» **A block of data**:
*-*-*

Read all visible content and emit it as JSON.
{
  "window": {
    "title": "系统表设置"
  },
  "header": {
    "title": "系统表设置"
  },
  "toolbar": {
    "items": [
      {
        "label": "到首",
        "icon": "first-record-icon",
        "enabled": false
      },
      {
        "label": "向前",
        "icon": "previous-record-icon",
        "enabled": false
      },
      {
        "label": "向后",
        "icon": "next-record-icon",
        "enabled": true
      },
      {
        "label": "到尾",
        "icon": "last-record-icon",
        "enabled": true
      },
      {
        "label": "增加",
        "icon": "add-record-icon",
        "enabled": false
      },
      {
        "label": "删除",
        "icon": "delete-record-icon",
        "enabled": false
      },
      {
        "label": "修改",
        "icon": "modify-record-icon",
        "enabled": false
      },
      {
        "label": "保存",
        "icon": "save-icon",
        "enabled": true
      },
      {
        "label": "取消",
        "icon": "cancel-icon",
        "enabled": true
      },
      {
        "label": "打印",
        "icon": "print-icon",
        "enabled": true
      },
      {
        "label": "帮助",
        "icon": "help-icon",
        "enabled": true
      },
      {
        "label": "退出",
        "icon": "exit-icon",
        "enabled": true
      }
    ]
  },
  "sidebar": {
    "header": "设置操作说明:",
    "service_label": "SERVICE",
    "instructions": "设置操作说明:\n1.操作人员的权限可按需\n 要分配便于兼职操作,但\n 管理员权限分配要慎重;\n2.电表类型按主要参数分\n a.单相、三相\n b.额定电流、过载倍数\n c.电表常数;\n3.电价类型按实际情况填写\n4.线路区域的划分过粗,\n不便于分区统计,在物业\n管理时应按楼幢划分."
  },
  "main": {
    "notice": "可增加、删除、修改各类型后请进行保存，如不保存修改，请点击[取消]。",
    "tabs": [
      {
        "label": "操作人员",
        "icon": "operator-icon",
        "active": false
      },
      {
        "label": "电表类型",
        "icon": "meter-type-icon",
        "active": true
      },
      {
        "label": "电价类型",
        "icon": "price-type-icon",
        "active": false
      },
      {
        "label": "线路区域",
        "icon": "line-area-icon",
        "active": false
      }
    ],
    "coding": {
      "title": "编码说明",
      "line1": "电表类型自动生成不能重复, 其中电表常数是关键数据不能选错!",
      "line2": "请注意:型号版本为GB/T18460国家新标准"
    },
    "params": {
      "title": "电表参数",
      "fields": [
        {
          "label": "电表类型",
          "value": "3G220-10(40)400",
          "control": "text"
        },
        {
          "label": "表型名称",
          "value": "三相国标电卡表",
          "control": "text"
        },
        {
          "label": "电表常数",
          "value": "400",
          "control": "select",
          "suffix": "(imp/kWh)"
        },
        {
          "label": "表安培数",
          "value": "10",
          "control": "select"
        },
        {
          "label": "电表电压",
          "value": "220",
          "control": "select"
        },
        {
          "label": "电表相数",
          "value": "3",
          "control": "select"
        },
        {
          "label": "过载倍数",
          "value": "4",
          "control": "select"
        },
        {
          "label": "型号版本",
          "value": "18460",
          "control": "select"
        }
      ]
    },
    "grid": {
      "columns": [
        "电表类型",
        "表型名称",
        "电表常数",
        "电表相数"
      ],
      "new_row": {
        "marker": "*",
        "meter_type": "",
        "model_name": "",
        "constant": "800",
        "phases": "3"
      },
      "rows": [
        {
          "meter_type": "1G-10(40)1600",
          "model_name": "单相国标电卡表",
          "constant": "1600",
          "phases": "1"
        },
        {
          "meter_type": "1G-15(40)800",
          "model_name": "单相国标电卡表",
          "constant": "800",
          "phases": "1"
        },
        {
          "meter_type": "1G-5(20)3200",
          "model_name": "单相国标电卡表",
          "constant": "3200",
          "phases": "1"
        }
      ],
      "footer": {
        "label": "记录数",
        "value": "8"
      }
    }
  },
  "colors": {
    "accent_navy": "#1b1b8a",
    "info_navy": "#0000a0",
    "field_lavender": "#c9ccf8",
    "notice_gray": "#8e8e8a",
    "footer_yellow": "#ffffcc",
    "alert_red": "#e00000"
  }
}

*-*-*

Copy all the lines above that hold the string "constant".

        "constant": "800",
          "constant": "1600",
          "constant": "800",
          "constant": "3200",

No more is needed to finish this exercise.